**WHAT THE TASK REQUIRES**
Copy every line of the material below word for word.

Entries taken from a collection:
──────────────────────────────

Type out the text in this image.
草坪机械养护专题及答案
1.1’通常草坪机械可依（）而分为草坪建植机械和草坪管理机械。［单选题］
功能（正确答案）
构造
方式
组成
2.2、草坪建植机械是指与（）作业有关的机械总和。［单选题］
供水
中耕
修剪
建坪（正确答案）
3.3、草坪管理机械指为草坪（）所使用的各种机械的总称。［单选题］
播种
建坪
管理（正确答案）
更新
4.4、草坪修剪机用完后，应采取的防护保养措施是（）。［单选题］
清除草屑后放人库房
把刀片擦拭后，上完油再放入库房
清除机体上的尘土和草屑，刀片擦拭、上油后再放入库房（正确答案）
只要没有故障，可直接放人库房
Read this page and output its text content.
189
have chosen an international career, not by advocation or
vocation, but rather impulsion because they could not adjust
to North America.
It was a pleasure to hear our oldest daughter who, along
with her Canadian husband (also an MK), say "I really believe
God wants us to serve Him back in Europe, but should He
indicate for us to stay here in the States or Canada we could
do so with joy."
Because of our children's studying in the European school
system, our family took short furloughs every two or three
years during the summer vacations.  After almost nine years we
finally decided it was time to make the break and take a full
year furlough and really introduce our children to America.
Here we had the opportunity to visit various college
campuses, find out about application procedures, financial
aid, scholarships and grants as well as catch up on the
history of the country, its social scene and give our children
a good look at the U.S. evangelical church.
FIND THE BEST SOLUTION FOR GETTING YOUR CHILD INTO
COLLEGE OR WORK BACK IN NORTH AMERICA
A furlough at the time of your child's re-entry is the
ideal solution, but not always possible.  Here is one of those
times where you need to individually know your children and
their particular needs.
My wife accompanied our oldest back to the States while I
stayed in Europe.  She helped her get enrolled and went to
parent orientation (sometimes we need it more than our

──────────────────────────────

**SOLVED EXERCISE**
Type out the text in this image.
草坪机械养护专题及答案
1.1’通常草坪机械可依（）而分为草坪建植机械和草坪管理机械。［单选题］
功能（正确答案）
构造
方式
组成
2.2、草坪建植机械是指与（）作业有关的机械总和。［单选题］
供水
中耕
修剪
建坪（正确答案）
3.3、草坪管理机械指为草坪（）所使用的各种机械的总称。［单选题］
播种
建坪
管理（正确答案）
更新
4.4、草坪修剪机用完后，应采取的防护保养措施是（）。［单选题］
清除草屑后放人库房
把刀片擦拭后，上完油再放入库房
清除机体上的尘土和草屑，刀片擦拭、上油后再放入库房（正确答案）
只要没有故障，可直接放人库房
Read this page and output its text content.
189
have chosen an international career, not by advocation or
vocation, but rather impulsion because they could not adjust
to North America.
It was a pleasure to hear our oldest daughter who, along
with her Canadian husband (also an MK), say "I really believe
God wants us to serve Him back in Europe, but should He
indicate for us to stay here in the States or Canada we could
do so with joy."
Because of our children's studying in the European school
system, our family took short furloughs every two or three
years during the summer vacations.  After almost nine years we
finally decided it was time to make the break and take a full
year furlough and really introduce our children to America.
Here we had the opportunity to visit various college
campuses, find out about application procedures, financial
aid, scholarships and grants as well as catch up on the
history of the country, its social scene and give our children
a good look at the U.S. evangelical church.
FIND THE BEST SOLUTION FOR GETTING YOUR CHILD INTO
COLLEGE OR WORK BACK IN NORTH AMERICA
A furlough at the time of your child's re-entry is the
ideal solution, but not always possible.  Here is one of those
times where you need to individually know your children and
their particular needs.
My wife accompanied our oldest back to the States while I
stayed in Europe.  She helped her get enrolled and went to
parent orientation (sometimes we need it more than our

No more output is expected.